#### What needs to be done:
Retype every line of the records below word for word, leaving out the pictures.

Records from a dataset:
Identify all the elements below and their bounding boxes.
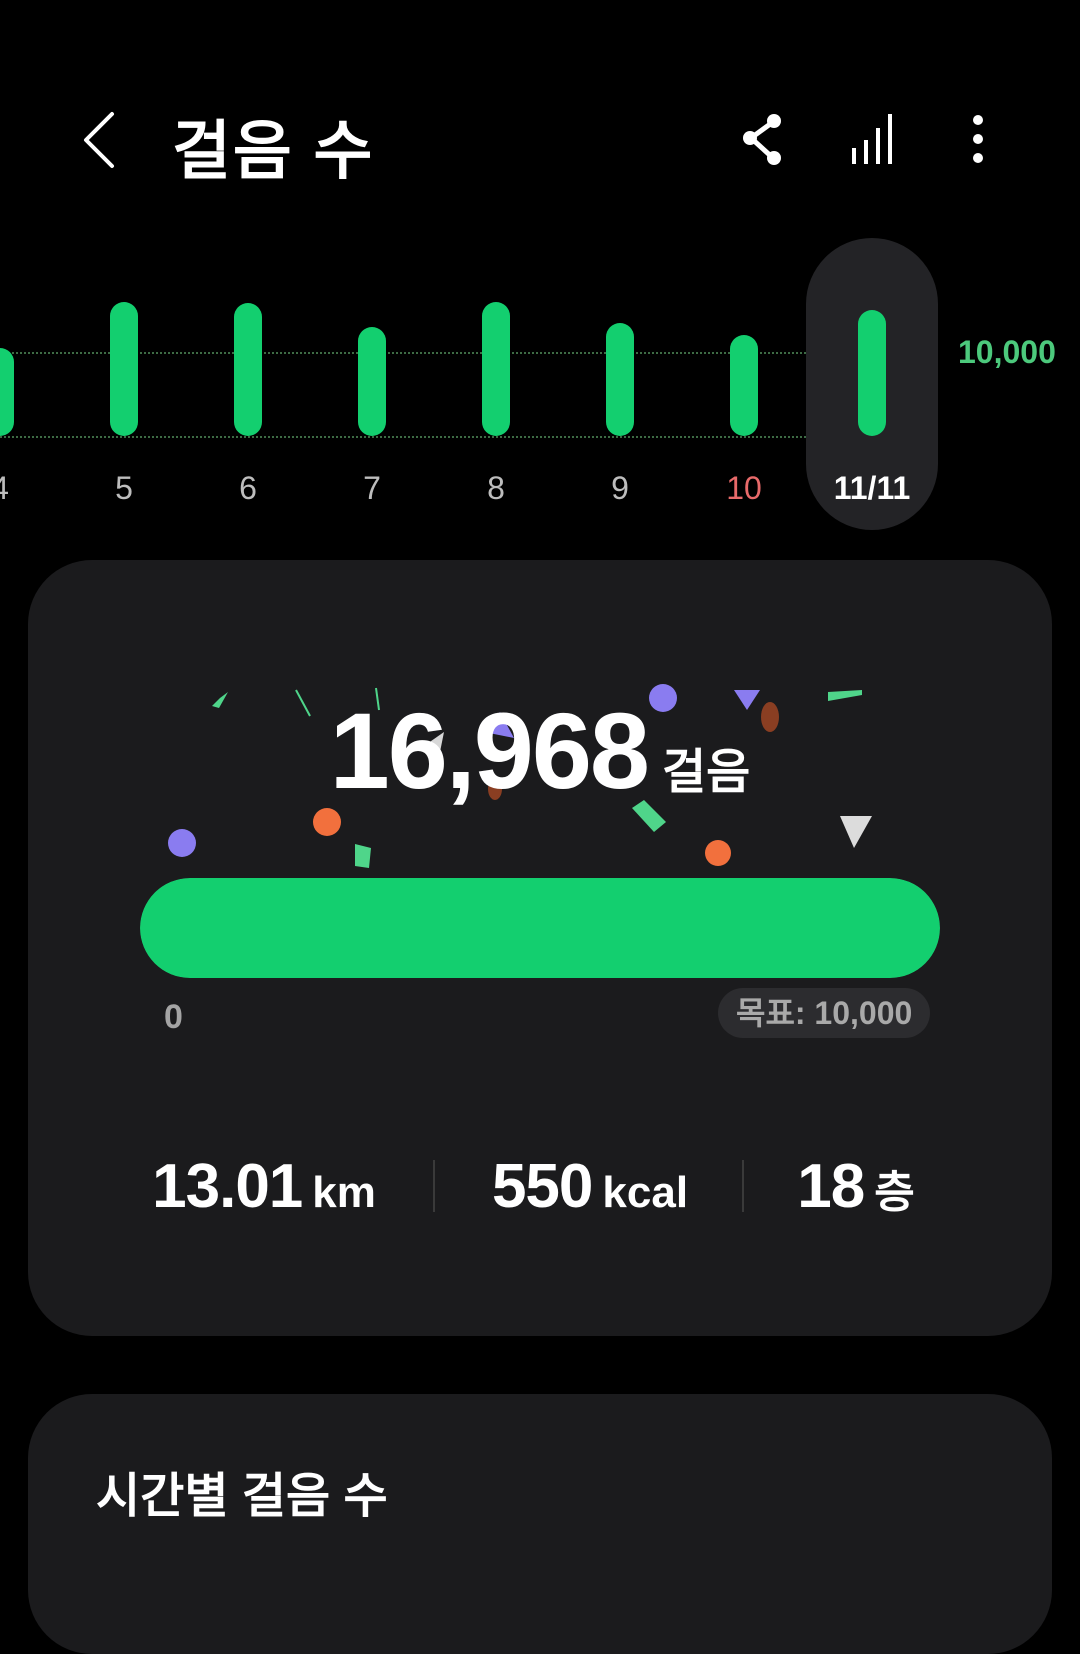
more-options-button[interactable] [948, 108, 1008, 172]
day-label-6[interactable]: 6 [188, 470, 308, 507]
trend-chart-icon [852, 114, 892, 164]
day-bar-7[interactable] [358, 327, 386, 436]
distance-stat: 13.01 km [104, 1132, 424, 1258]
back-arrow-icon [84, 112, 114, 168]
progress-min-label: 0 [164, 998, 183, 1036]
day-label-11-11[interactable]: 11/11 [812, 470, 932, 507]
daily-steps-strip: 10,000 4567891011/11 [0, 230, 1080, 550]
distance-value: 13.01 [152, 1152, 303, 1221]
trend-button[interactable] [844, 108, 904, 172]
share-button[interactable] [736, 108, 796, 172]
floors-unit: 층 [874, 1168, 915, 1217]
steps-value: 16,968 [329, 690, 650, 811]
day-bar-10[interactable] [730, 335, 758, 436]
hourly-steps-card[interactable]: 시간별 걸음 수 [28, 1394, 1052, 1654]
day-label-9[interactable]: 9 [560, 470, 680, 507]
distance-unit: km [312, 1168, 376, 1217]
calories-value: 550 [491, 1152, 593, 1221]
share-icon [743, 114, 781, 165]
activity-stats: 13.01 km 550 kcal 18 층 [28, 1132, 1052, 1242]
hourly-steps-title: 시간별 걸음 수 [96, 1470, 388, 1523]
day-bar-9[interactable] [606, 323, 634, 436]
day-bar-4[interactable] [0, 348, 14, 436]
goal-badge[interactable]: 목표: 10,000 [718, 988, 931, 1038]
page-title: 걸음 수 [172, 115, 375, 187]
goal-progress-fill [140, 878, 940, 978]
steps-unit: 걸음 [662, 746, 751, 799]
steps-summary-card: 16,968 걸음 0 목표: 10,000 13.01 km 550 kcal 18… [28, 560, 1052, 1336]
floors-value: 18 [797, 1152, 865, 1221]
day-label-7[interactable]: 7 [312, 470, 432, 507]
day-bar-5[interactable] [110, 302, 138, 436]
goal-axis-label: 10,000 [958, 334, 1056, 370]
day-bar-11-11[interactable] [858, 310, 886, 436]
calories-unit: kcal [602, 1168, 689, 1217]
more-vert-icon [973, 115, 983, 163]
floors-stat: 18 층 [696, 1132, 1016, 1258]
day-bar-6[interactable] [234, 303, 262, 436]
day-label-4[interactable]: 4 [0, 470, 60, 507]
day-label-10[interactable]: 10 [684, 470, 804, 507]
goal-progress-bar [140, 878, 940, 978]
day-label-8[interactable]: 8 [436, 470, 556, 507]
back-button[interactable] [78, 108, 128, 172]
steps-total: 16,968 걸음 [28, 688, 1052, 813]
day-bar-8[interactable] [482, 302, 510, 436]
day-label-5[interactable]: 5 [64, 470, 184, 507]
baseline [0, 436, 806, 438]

#### Result:
Identify all the elements below and their bounding boxes.
more-options-button[interactable] [948, 108, 1008, 172]
day-label-6[interactable]: 6 [188, 470, 308, 507]
trend-chart-icon [852, 114, 892, 164]
day-bar-7[interactable] [358, 327, 386, 436]
distance-stat: 13.01 km [104, 1132, 424, 1258]
back-arrow-icon [84, 112, 114, 168]
progress-min-label: 0 [164, 998, 183, 1036]
day-label-11-11[interactable]: 11/11 [812, 470, 932, 507]
daily-steps-strip: 10,000 4567891011/11 [0, 230, 1080, 550]
distance-value: 13.01 [152, 1152, 303, 1221]
trend-button[interactable] [844, 108, 904, 172]
share-button[interactable] [736, 108, 796, 172]
floors-unit: 층 [874, 1168, 915, 1217]
steps-value: 16,968 [329, 690, 650, 811]
day-bar-10[interactable] [730, 335, 758, 436]
hourly-steps-card[interactable]: 시간별 걸음 수 [28, 1394, 1052, 1654]
day-label-9[interactable]: 9 [560, 470, 680, 507]
distance-unit: km [312, 1168, 376, 1217]
calories-value: 550 [491, 1152, 593, 1221]
share-icon [743, 114, 781, 165]
activity-stats: 13.01 km 550 kcal 18 층 [28, 1132, 1052, 1242]
hourly-steps-title: 시간별 걸음 수 [96, 1470, 388, 1523]
day-bar-9[interactable] [606, 323, 634, 436]
day-bar-4[interactable] [0, 348, 14, 436]
goal-badge[interactable]: 목표: 10,000 [718, 988, 931, 1038]
page-title: 걸음 수 [172, 115, 375, 187]
goal-progress-fill [140, 878, 940, 978]
steps-unit: 걸음 [662, 746, 751, 799]
steps-summary-card: 16,968 걸음 0 목표: 10,000 13.01 km 550 kcal 18… [28, 560, 1052, 1336]
floors-value: 18 [797, 1152, 865, 1221]
day-label-7[interactable]: 7 [312, 470, 432, 507]
day-bar-5[interactable] [110, 302, 138, 436]
goal-axis-label: 10,000 [958, 334, 1056, 370]
day-bar-11-11[interactable] [858, 310, 886, 436]
calories-unit: kcal [602, 1168, 689, 1217]
more-vert-icon [973, 115, 983, 163]
floors-stat: 18 층 [696, 1132, 1016, 1258]
day-bar-6[interactable] [234, 303, 262, 436]
day-label-4[interactable]: 4 [0, 470, 60, 507]
day-label-10[interactable]: 10 [684, 470, 804, 507]
goal-progress-bar [140, 878, 940, 978]
day-label-8[interactable]: 8 [436, 470, 556, 507]
back-button[interactable] [78, 108, 128, 172]
steps-total: 16,968 걸음 [28, 688, 1052, 813]
day-bar-8[interactable] [482, 302, 510, 436]
day-label-5[interactable]: 5 [64, 470, 184, 507]
baseline [0, 436, 806, 438]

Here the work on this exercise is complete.